>> BEGIN

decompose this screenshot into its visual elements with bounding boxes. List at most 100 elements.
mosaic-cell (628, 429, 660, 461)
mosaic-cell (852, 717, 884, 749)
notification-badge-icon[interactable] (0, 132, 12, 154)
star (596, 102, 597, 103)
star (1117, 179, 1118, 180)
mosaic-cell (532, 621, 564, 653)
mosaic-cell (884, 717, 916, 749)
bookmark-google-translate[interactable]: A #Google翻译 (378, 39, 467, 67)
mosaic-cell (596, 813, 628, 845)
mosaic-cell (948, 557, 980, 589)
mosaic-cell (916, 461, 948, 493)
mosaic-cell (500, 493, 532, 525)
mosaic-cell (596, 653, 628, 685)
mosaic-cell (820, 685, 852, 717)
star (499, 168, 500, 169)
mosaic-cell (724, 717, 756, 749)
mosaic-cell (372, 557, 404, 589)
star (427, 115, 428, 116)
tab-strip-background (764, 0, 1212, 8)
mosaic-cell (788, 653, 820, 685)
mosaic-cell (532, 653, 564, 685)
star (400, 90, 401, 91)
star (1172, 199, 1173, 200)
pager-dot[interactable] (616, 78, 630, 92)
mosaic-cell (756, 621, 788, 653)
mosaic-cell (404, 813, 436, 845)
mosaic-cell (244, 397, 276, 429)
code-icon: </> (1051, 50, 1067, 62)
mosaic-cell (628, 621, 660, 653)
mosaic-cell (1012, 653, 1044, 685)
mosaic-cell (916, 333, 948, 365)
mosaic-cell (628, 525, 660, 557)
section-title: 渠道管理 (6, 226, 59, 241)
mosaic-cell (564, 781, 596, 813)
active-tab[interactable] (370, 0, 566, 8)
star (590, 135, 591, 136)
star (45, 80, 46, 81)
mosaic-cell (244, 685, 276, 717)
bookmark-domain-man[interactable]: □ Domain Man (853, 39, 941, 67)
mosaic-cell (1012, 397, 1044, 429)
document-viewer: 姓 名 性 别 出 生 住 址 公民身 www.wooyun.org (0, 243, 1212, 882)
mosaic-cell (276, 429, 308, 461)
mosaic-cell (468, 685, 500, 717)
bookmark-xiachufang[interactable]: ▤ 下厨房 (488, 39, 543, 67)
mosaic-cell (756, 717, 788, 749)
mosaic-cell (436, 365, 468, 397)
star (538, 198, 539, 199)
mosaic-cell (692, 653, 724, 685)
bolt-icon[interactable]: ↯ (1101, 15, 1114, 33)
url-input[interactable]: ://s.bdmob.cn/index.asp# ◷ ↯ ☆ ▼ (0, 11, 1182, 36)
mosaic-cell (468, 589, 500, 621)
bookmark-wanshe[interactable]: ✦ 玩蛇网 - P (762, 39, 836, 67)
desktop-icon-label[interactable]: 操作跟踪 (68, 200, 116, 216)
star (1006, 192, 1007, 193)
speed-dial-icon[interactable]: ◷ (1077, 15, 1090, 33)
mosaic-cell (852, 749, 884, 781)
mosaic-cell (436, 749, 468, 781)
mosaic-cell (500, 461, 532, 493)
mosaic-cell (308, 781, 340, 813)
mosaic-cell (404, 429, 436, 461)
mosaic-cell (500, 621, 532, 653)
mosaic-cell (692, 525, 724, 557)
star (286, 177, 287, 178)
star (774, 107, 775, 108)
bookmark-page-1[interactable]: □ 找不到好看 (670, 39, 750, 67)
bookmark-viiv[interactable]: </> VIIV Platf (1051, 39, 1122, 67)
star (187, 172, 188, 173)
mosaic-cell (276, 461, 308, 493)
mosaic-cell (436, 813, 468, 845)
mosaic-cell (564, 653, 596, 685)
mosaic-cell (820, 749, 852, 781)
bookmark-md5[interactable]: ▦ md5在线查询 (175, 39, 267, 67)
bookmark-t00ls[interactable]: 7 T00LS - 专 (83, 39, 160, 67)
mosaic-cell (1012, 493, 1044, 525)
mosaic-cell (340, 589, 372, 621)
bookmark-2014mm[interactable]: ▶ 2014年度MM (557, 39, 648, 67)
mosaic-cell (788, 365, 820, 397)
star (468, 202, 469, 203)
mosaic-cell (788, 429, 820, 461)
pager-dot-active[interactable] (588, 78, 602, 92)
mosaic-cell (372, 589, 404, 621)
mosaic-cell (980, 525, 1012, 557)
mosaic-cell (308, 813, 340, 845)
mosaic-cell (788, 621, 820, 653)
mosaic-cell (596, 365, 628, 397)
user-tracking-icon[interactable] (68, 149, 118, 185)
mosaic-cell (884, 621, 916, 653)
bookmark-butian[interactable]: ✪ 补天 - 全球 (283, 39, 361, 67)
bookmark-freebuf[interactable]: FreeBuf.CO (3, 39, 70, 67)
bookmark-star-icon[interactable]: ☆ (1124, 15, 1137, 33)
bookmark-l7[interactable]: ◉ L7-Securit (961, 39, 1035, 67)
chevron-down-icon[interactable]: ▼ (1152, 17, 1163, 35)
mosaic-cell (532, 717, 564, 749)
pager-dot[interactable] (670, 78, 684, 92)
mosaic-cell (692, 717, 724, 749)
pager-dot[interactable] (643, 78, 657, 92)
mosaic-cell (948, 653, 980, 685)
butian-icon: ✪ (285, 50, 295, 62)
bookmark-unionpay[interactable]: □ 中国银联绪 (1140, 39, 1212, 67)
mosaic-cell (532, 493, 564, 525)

>> END

- **Your objective**
Print the records word for word, from the start down through the line that contains "document-viewer: 姓 名", including both ends.

- **The completed task**
decompose this screenshot into its visual elements with bounding boxes. List at most 100 elements.
mosaic-cell (628, 429, 660, 461)
mosaic-cell (852, 717, 884, 749)
notification-badge-icon[interactable] (0, 132, 12, 154)
star (596, 102, 597, 103)
star (1117, 179, 1118, 180)
mosaic-cell (532, 621, 564, 653)
mosaic-cell (884, 717, 916, 749)
bookmark-google-translate[interactable]: A #Google翻译 (378, 39, 467, 67)
mosaic-cell (596, 813, 628, 845)
mosaic-cell (948, 557, 980, 589)
mosaic-cell (916, 461, 948, 493)
mosaic-cell (500, 493, 532, 525)
mosaic-cell (596, 653, 628, 685)
mosaic-cell (820, 685, 852, 717)
star (499, 168, 500, 169)
mosaic-cell (724, 717, 756, 749)
mosaic-cell (372, 557, 404, 589)
star (427, 115, 428, 116)
tab-strip-background (764, 0, 1212, 8)
mosaic-cell (788, 653, 820, 685)
mosaic-cell (532, 653, 564, 685)
star (400, 90, 401, 91)
star (1172, 199, 1173, 200)
pager-dot[interactable] (616, 78, 630, 92)
mosaic-cell (756, 621, 788, 653)
mosaic-cell (404, 813, 436, 845)
mosaic-cell (244, 397, 276, 429)
code-icon: </> (1051, 50, 1067, 62)
mosaic-cell (628, 621, 660, 653)
mosaic-cell (1012, 653, 1044, 685)
mosaic-cell (916, 333, 948, 365)
mosaic-cell (628, 525, 660, 557)
section-title: 渠道管理 (6, 226, 59, 241)
mosaic-cell (564, 781, 596, 813)
active-tab[interactable] (370, 0, 566, 8)
star (590, 135, 591, 136)
star (45, 80, 46, 81)
mosaic-cell (244, 685, 276, 717)
bookmark-domain-man[interactable]: □ Domain Man (853, 39, 941, 67)
mosaic-cell (1012, 397, 1044, 429)
document-viewer: 姓 名 性 别 出 生 住 址 公民身 www.wooyun.org (0, 243, 1212, 882)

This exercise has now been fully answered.